▸ **Work to do**
In the material below, list every line carrying the string "name".

▸ **Data for the task**
_ _ _ _

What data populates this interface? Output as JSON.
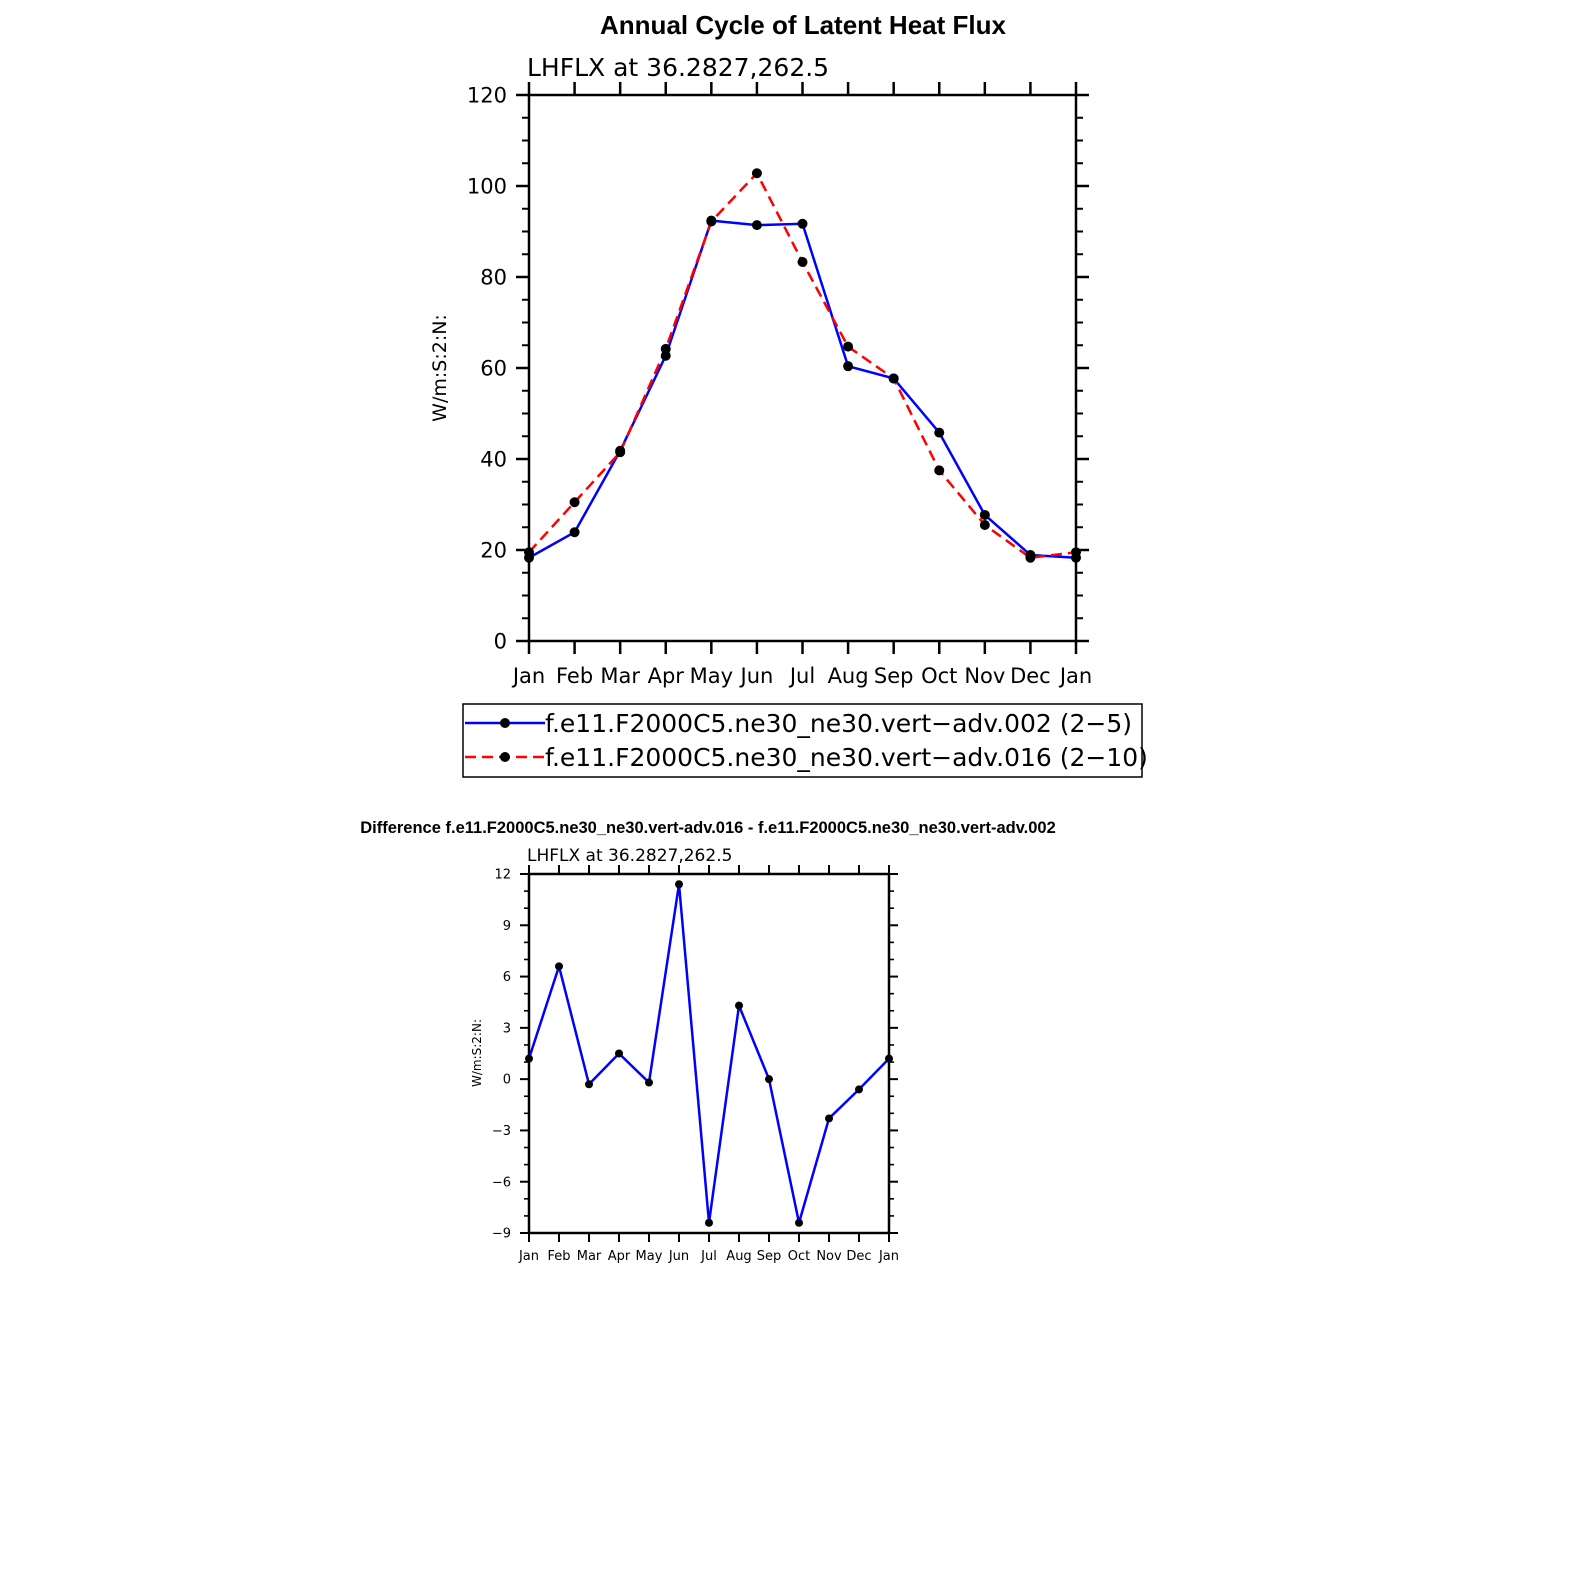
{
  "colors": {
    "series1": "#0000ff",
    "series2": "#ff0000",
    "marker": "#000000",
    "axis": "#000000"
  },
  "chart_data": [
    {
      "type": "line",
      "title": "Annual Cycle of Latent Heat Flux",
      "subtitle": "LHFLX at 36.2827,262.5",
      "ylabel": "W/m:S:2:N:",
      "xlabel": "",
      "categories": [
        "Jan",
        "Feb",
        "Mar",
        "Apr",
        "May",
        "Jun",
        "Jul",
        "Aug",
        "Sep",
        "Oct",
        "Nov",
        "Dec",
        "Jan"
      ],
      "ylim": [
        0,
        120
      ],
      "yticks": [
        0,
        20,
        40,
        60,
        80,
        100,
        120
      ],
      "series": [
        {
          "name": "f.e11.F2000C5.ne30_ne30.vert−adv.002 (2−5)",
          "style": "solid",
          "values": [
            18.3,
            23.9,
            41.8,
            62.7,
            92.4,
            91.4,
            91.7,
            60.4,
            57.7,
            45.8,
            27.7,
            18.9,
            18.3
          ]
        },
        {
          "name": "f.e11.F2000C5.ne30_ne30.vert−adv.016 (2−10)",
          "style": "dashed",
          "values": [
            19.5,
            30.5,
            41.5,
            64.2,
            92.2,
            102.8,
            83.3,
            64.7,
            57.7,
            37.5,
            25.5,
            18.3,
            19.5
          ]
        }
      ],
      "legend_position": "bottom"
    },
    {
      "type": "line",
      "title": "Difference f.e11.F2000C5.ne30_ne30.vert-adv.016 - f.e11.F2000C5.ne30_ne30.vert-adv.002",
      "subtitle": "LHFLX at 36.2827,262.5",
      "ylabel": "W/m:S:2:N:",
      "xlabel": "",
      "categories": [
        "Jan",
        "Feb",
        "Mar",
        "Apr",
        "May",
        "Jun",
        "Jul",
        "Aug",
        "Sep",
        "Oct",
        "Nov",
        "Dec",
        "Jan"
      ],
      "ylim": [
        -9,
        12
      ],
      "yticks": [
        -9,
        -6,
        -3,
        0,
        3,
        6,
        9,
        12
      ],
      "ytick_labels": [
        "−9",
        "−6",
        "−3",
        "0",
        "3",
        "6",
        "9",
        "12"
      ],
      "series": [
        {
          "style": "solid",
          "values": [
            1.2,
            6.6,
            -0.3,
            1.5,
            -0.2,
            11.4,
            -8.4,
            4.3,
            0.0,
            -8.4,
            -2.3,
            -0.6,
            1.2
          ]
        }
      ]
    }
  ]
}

_ _ _ _

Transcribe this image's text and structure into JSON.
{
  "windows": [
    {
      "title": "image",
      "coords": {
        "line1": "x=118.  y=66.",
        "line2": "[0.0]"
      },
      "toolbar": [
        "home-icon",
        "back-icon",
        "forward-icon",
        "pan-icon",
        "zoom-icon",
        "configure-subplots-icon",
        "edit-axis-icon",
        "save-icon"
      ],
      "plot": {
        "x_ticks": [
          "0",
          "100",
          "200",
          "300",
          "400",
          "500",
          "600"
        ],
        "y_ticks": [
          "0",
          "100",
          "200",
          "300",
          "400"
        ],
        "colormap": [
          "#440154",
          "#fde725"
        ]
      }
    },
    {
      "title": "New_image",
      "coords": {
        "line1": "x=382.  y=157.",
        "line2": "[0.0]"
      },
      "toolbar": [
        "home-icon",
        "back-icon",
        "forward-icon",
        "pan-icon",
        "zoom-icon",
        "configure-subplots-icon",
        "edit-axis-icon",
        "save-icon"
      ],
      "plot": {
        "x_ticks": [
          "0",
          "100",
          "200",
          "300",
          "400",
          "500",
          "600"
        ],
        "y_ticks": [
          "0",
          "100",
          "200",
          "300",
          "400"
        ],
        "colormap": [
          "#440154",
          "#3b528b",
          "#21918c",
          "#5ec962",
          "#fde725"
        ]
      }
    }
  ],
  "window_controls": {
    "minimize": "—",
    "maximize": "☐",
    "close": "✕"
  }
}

_ _ _ _

▸ **Written response**
          "name": "f.e11.F2000C5.ne30_ne30.vert−adv.002 (2−5)",
          "name": "f.e11.F2000C5.ne30_ne30.vert−adv.016 (2−10)",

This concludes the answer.